**Exercise task**
Your task is to reproduce the material exactly.

**Records to process**
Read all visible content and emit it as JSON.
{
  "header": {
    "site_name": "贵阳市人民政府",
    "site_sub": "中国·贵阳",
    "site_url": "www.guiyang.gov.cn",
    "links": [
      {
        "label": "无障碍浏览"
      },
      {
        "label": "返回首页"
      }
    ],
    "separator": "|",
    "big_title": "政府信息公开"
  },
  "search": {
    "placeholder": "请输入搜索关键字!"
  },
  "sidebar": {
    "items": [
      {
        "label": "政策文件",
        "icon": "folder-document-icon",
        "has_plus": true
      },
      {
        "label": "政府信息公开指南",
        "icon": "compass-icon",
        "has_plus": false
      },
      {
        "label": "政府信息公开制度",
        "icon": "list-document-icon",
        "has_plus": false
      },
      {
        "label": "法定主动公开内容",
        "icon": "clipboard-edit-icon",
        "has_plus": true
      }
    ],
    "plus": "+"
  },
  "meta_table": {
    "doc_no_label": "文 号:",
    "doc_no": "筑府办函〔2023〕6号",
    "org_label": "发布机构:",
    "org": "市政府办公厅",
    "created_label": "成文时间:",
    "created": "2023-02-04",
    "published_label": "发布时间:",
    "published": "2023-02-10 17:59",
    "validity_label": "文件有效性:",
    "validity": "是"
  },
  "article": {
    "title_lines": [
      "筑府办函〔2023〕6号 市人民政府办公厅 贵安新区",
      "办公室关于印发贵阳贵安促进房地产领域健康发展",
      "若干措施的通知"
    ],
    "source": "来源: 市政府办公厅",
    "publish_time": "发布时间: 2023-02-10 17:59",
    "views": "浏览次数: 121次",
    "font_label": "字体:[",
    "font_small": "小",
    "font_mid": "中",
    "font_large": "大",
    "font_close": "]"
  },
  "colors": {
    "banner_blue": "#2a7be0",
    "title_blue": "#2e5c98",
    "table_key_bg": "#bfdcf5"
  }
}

**Response**
Read all visible content and emit it as JSON.
{
  "header": {
    "site_name": "贵阳市人民政府",
    "site_sub": "中国·贵阳",
    "site_url": "www.guiyang.gov.cn",
    "links": [
      {
        "label": "无障碍浏览"
      },
      {
        "label": "返回首页"
      }
    ],
    "separator": "|",
    "big_title": "政府信息公开"
  },
  "search": {
    "placeholder": "请输入搜索关键字!"
  },
  "sidebar": {
    "items": [
      {
        "label": "政策文件",
        "icon": "folder-document-icon",
        "has_plus": true
      },
      {
        "label": "政府信息公开指南",
        "icon": "compass-icon",
        "has_plus": false
      },
      {
        "label": "政府信息公开制度",
        "icon": "list-document-icon",
        "has_plus": false
      },
      {
        "label": "法定主动公开内容",
        "icon": "clipboard-edit-icon",
        "has_plus": true
      }
    ],
    "plus": "+"
  },
  "meta_table": {
    "doc_no_label": "文 号:",
    "doc_no": "筑府办函〔2023〕6号",
    "org_label": "发布机构:",
    "org": "市政府办公厅",
    "created_label": "成文时间:",
    "created": "2023-02-04",
    "published_label": "发布时间:",
    "published": "2023-02-10 17:59",
    "validity_label": "文件有效性:",
    "validity": "是"
  },
  "article": {
    "title_lines": [
      "筑府办函〔2023〕6号 市人民政府办公厅 贵安新区",
      "办公室关于印发贵阳贵安促进房地产领域健康发展",
      "若干措施的通知"
    ],
    "source": "来源: 市政府办公厅",
    "publish_time": "发布时间: 2023-02-10 17:59",
    "views": "浏览次数: 121次",
    "font_label": "字体:[",
    "font_small": "小",
    "font_mid": "中",
    "font_large": "大",
    "font_close": "]"
  },
  "colors": {
    "banner_blue": "#2a7be0",
    "title_blue": "#2e5c98",
    "table_key_bg": "#bfdcf5"
  }
}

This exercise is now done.